● Rows from a dataset
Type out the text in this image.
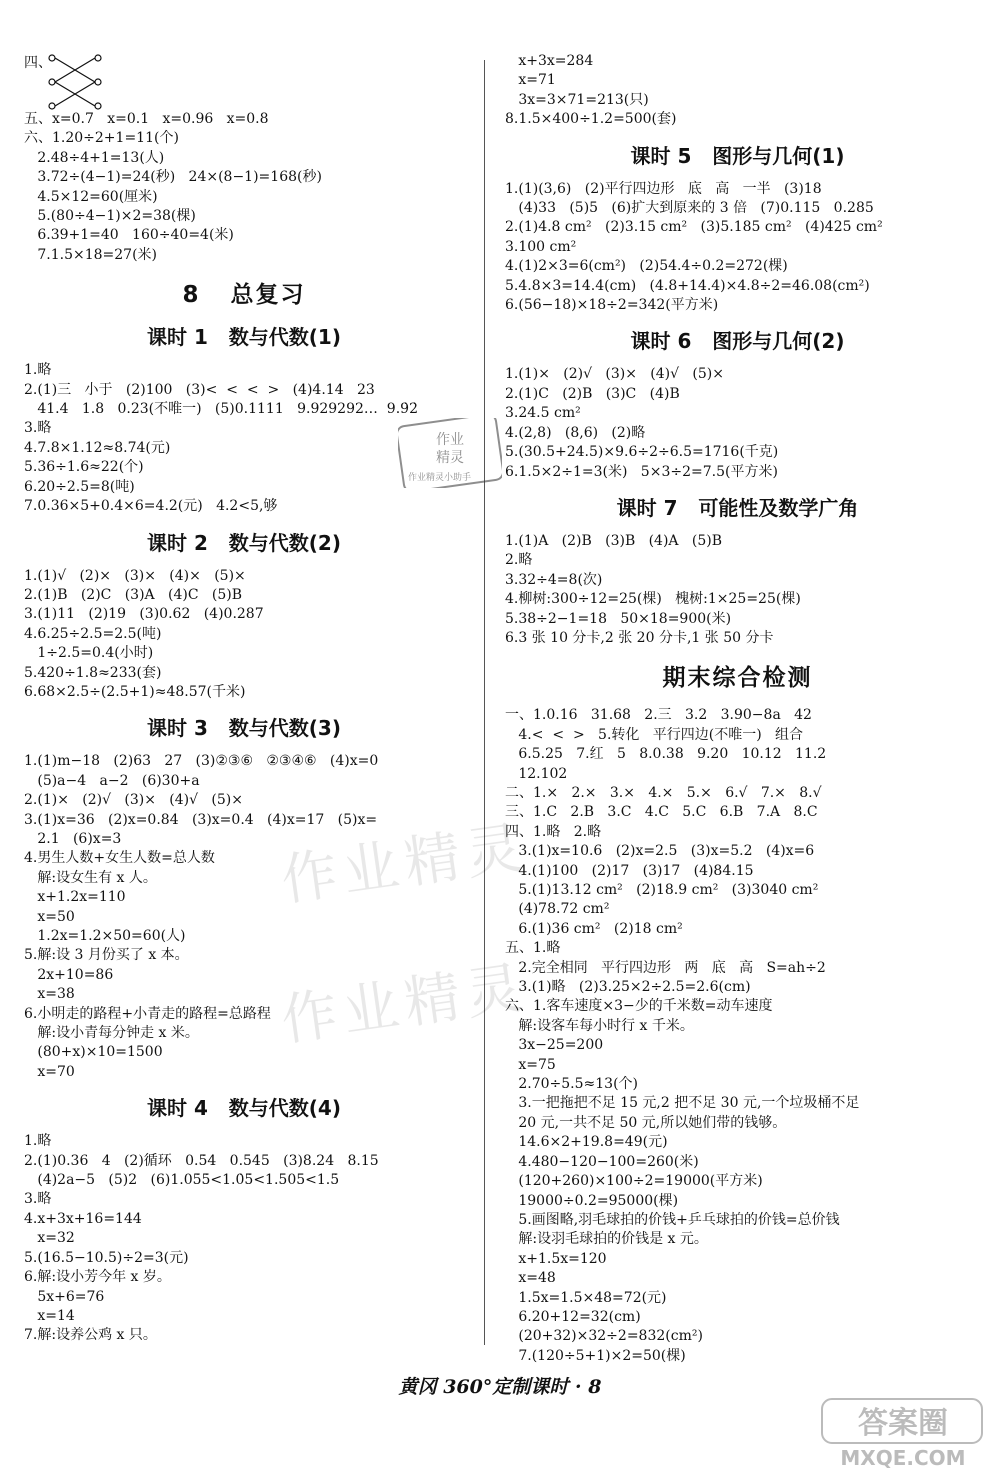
四、

五、x=0.7   x=0.1   x=0.96   x=0.8

六、1.20÷2+1=11(个)

2.48÷4+1=13(人)

3.72÷(4−1)=24(秒)   24×(8−1)=168(秒)

4.5×12=60(厘米)

5.(80÷4−1)×2=38(棵)

6.39+1=40   160÷40=4(米)

7.1.5×18=27(米)

8   总复习
课时 1   数与代数(1)

1.略

2.(1)三   小于   (2)100   (3)<  <  <  >   (4)4.14   23

41.4   1.8   0.23(不唯一)   (5)0.1111   9.929292…  9.9̇2̇

3.略

4.7.8×1.12≈8.74(元)

5.36÷1.6≈22(个)

6.20÷2.5=8(吨)

7.0.36×5+0.4×6=4.2(元)   4.2<5,够

课时 2   数与代数(2)

1.(1)√   (2)×   (3)×   (4)×   (5)×

2.(1)B   (2)C   (3)A   (4)C   (5)B

3.(1)11   (2)19   (3)0.62   (4)0.287

4.6.25÷2.5=2.5(吨)

1÷2.5=0.4(小时)

5.420÷1.8≈233(套)

6.68×2.5÷(2.5+1)≈48.57(千米)

课时 3   数与代数(3)

1.(1)m−18   (2)63   27   (3)②③⑥   ②③④⑥   (4)x=0

(5)a−4   a−2   (6)30+a

2.(1)×   (2)√   (3)×   (4)√   (5)×

3.(1)x=36   (2)x=0.84   (3)x=0.4   (4)x=17   (5)x=

2.1   (6)x=3

4.男生人数+女生人数=总人数

解:设女生有 x 人。

x+1.2x=110

x=50

1.2x=1.2×50=60(人)

5.解:设 3 月份买了 x 本。

2x+10=86

x=38

6.小明走的路程+小青走的路程=总路程

解:设小青每分钟走 x 米。

(80+x)×10=1500

x=70

课时 4   数与代数(4)

1.略

2.(1)0.36   4   (2)循环   0.5̇4̇   0.545   (3)8.24   8.15

(4)2a−5   (5)2   (6)1.05̇5̇<1.0̇5̇<1.505<1.5̇

3.略

4.x+3x+16=144

x=32

5.(16.5−10.5)÷2=3(元)

6.解:设小芳今年 x 岁。

5x+6=76

x=14

7.解:设养公鸡 x 只。

x+3x=284

x=71

3x=3×71=213(只)

8.1.5×400÷1.2=500(套)

课时 5   图形与几何(1)

1.(1)(3,6)   (2)平行四边形   底   高   一半   (3)18

(4)33   (5)5   (6)扩大到原来的 3 倍   (7)0.115   0.285

2.(1)4.8 cm²   (2)3.15 cm²   (3)5.185 cm²   (4)425 cm²

3.100 cm²

4.(1)2×3=6(cm²)   (2)54.4÷0.2=272(棵)

5.4.8×3=14.4(cm)   (4.8+14.4)×4.8÷2=46.08(cm²)

6.(56−18)×18÷2=342(平方米)

课时 6   图形与几何(2)

1.(1)×   (2)√   (3)×   (4)√   (5)×

2.(1)C   (2)B   (3)C   (4)B

3.24.5 cm²

4.(2,8)   (8,6)   (2)略

5.(30.5+24.5)×9.6÷2÷6.5=1716(千克)

6.1.5×2÷1=3(米)   5×3÷2=7.5(平方米)

课时 7   可能性及数学广角

1.(1)A   (2)B   (3)B   (4)A   (5)B

2.略

3.32÷4=8(次)

4.柳树:300÷12=25(棵)   槐树:1×25=25(棵)

5.38÷2−1=18   50×18=900(米)

6.3 张 10 分卡,2 张 20 分卡,1 张 50 分卡

期末综合检测

一、1.0.16   31.68   2.三   3.2   3.90−8a   42

4.<  <  >   5.转化   平行四边(不唯一)   组合

6.5.25   7.红   5   8.0.38   9.20   10.12   11.2

12.102

二、1.×   2.×   3.×   4.×   5.×   6.√   7.×   8.√

三、1.C   2.B   3.C   4.C   5.C   6.B   7.A   8.C

四、1.略   2.略

3.(1)x=10.6   (2)x=2.5   (3)x=5.2   (4)x=6

4.(1)100   (2)17   (3)17   (4)84.15

5.(1)13.12 cm²   (2)18.9 cm²   (3)3040 cm²

(4)78.72 cm²

6.(1)36 cm²   (2)18 cm²

五、1.略

2.完全相同   平行四边形   两   底   高   S=ah÷2

3.(1)略   (2)3.25×2÷2.5=2.6(cm)

六、1.客车速度×3−少的千米数=动车速度

解:设客车每小时行 x 千米。

3x−25=200

x=75

2.70÷5.5≈13(个)

3.一把拖把不足 15 元,2 把不足 30 元,一个垃圾桶不足

20 元,一共不足 50 元,所以她们带的钱够。

14.6×2+19.8=49(元)

4.480−120−100=260(米)

(120+260)×100÷2=19000(平方米)

19000÷0.2=95000(棵)

5.画图略,羽毛球拍的价钱+乒乓球拍的价钱=总价钱

解:设羽毛球拍的价钱是 x 元。

x+1.5x=120

x=48

1.5x=1.5×48=72(元)

6.20+12=32(cm)

(20+32)×32÷2=832(cm²)

7.(120÷5+1)×2=50(棵)

作业
精灵
作业精灵小助手
作业精灵
作业精灵
黄冈 360°定制课时 · 8
答案圈
MXQE.COM
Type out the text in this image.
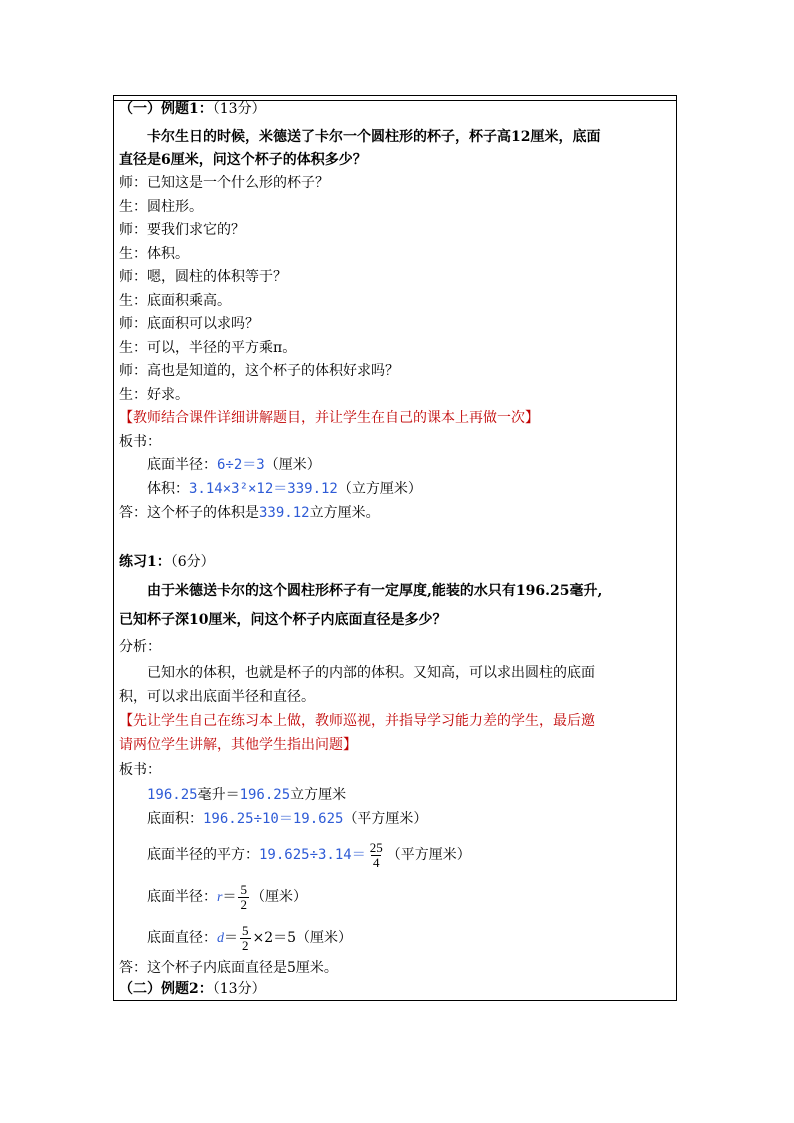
（一）例题1：（13分）
卡尔生日的时候，米德送了卡尔一个圆柱形的杯子，杯子高12厘米，底面
直径是6厘米，问这个杯子的体积多少？
师：已知这是一个什么形的杯子？
生：圆柱形。
师：要我们求它的？
生：体积。
师：嗯，圆柱的体积等于？
生：底面积乘高。
师：底面积可以求吗？
生：可以，半径的平方乘π。
师：高也是知道的，这个杯子的体积好求吗？
生：好求。
【教师结合课件详细讲解题目，并让学生在自己的课本上再做一次】
板书：
底面半径：6÷2＝3（厘米）
体积：3.14×3²×12＝339.12（立方厘米）
答：这个杯子的体积是339.12立方厘米。
练习1：（6分）
由于米德送卡尔的这个圆柱形杯子有一定厚度,能装的水只有196.25毫升,
已知杯子深10厘米，问这个杯子内底面直径是多少？
分析：
已知水的体积，也就是杯子的内部的体积。又知高，可以求出圆柱的底面
积，可以求出底面半径和直径。
【先让学生自己在练习本上做，教师巡视，并指导学习能力差的学生，最后邀
请两位学生讲解，其他学生指出问题】
板书：
196.25毫升＝196.25立方厘米
底面积：196.25÷10＝19.625（平方厘米）
底面半径的平方：$19.625\div 3.14= \frac{25}{4}$ （平方厘米）
底面半径：$r= \frac{5}{2}$ （厘米）
底面直径：$d= \frac{5}{2} \times 2=5$（厘米）
答：这个杯子内底面直径是5厘米。
（二）例题2：（13分）
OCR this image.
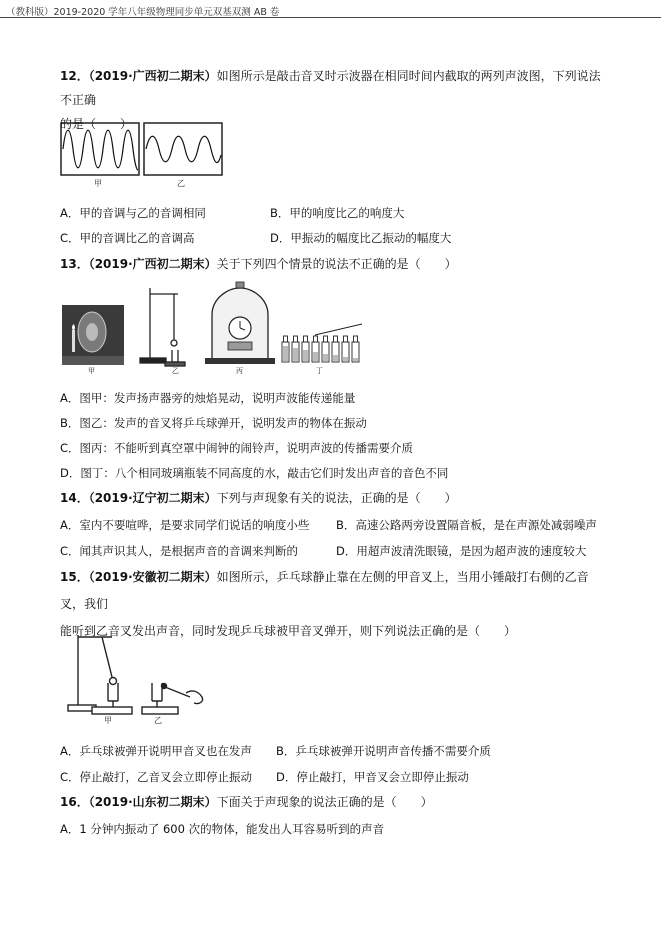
（教科版）2019-2020 学年八年级物理同步单元双基双测 AB 卷
12．（2019·广西初二期末）如图所示是敲击音叉时示波器在相同时间内截取的两列声波图，下列说法不正确
的是（　　）
甲	乙
A．甲的音调与乙的音调相同	B．甲的响度比乙的响度大
C．甲的音调比乙的音调高	D．甲振动的幅度比乙振动的幅度大
13．（2019·广西初二期末）关于下列四个情景的说法不正确的是（　　）
甲	乙	丙	丁
A．图甲：发声扬声器旁的烛焰晃动，说明声波能传递能量
B．图乙：发声的音叉将乒乓球弹开，说明发声的物体在振动
C．图丙：不能听到真空罩中闹钟的闹铃声，说明声波的传播需要介质
D．图丁：八个相同玻璃瓶装不同高度的水，敲击它们时发出声音的音色不同
14．（2019·辽宁初二期末）下列与声现象有关的说法，正确的是（　　）
A．室内不要喧哗，是要求同学们说话的响度小些 B．高速公路两旁设置隔音板，是在声源处减弱噪声
C．闻其声识其人，是根据声音的音调来判断的	D．用超声波清洗眼镜，是因为超声波的速度较大
15．（2019·安徽初二期末）如图所示，乒乓球静止靠在左侧的甲音叉上，当用小锤敲打右侧的乙音叉，我们
能听到乙音叉发出声音，同时发现乒乓球被甲音叉弹开，则下列说法正确的是（　　）
甲	乙
A．乒乓球被弹开说明甲音叉也在发声 B．乒乓球被弹开说明声音传播不需要介质
C．停止敲打，乙音叉会立即停止振动 D．停止敲打，甲音叉会立即停止振动
16．（2019·山东初二期末）下面关于声现象的说法正确的是（　　）
A．1 分钟内振动了 600 次的物体，能发出人耳容易听到的声音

● What the task requires
Quote the material above exactly, from the line holding "OCR this image." through its last line, including both. Omit the pictures.

● Expected answer
OCR this image.
（教科版）2019-2020 学年八年级物理同步单元双基双测 AB 卷
12．（2019·广西初二期末）如图所示是敲击音叉时示波器在相同时间内截取的两列声波图，下列说法不正确
的是（　　）
甲	乙
A．甲的音调与乙的音调相同	B．甲的响度比乙的响度大
C．甲的音调比乙的音调高	D．甲振动的幅度比乙振动的幅度大
13．（2019·广西初二期末）关于下列四个情景的说法不正确的是（　　）
甲	乙	丙	丁
A．图甲：发声扬声器旁的烛焰晃动，说明声波能传递能量
B．图乙：发声的音叉将乒乓球弹开，说明发声的物体在振动
C．图丙：不能听到真空罩中闹钟的闹铃声，说明声波的传播需要介质
D．图丁：八个相同玻璃瓶装不同高度的水，敲击它们时发出声音的音色不同
14．（2019·辽宁初二期末）下列与声现象有关的说法，正确的是（　　）
A．室内不要喧哗，是要求同学们说话的响度小些 B．高速公路两旁设置隔音板，是在声源处减弱噪声
C．闻其声识其人，是根据声音的音调来判断的	D．用超声波清洗眼镜，是因为超声波的速度较大
15．（2019·安徽初二期末）如图所示，乒乓球静止靠在左侧的甲音叉上，当用小锤敲打右侧的乙音叉，我们
能听到乙音叉发出声音，同时发现乒乓球被甲音叉弹开，则下列说法正确的是（　　）
甲	乙
A．乒乓球被弹开说明甲音叉也在发声 B．乒乓球被弹开说明声音传播不需要介质
C．停止敲打，乙音叉会立即停止振动 D．停止敲打，甲音叉会立即停止振动
16．（2019·山东初二期末）下面关于声现象的说法正确的是（　　）
A．1 分钟内振动了 600 次的物体，能发出人耳容易听到的声音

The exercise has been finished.